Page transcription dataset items
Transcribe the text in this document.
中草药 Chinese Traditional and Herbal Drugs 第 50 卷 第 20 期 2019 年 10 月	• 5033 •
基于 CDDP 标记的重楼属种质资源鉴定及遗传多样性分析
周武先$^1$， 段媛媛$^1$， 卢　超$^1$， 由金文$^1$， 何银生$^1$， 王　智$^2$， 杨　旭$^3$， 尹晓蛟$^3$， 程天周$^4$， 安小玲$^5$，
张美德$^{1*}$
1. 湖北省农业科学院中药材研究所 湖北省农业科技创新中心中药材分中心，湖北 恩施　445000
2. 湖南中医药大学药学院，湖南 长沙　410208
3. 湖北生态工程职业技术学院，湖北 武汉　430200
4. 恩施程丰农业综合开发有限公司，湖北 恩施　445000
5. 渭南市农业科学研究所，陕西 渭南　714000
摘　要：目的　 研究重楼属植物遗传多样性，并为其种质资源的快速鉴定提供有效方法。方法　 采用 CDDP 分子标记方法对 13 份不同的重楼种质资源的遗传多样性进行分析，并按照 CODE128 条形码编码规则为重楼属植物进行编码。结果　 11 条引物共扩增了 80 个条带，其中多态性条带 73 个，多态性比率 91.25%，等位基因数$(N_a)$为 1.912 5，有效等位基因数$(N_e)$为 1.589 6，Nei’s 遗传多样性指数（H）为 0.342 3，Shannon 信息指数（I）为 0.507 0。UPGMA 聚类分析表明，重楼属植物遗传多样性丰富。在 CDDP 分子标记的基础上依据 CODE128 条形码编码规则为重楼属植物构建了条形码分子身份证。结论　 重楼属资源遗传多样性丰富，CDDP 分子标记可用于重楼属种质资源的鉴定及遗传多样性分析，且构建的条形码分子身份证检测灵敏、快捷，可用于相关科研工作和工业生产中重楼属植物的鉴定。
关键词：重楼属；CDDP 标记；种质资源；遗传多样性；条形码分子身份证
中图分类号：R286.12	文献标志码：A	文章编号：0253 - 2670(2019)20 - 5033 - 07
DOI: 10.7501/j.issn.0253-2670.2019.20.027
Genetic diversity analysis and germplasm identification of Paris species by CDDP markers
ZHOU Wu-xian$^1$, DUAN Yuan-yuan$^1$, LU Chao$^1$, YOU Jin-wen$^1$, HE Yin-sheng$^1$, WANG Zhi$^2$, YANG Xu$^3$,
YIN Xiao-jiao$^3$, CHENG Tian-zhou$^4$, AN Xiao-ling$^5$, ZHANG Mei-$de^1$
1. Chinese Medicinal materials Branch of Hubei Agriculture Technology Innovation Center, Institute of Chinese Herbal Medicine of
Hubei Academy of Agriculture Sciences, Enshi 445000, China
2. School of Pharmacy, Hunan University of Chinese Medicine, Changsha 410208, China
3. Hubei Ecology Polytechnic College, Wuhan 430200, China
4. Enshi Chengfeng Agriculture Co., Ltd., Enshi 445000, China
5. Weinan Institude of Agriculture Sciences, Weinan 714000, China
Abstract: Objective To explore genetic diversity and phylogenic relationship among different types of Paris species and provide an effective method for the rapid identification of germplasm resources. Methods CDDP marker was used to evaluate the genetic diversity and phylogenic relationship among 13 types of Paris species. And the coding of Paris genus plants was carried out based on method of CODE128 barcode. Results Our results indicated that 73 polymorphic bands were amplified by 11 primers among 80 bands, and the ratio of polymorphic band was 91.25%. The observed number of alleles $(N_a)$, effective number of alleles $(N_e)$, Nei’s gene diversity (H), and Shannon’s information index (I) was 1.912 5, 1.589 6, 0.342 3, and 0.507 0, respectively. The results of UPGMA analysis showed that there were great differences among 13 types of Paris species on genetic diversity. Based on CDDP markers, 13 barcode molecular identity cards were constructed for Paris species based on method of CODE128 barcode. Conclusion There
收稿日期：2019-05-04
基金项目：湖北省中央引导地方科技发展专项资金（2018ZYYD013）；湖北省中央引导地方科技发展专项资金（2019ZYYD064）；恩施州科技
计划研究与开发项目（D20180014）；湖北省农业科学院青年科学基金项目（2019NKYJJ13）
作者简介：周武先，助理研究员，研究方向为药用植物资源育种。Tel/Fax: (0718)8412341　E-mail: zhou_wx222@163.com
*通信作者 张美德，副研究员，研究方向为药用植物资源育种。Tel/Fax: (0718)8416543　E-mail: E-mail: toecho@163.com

→ **WORK ORDER**
For each line above that contains "Agriculture", make a copy.

→ **RESULT**
1. Chinese Medicinal materials Branch of Hubei Agriculture Technology Innovation Center, Institute of Chinese Herbal Medicine of
Hubei Academy of Agriculture Sciences, Enshi 445000, China
4. Enshi Chengfeng Agriculture Co., Ltd., Enshi 445000, China
5. Weinan Institude of Agriculture Sciences, Weinan 714000, China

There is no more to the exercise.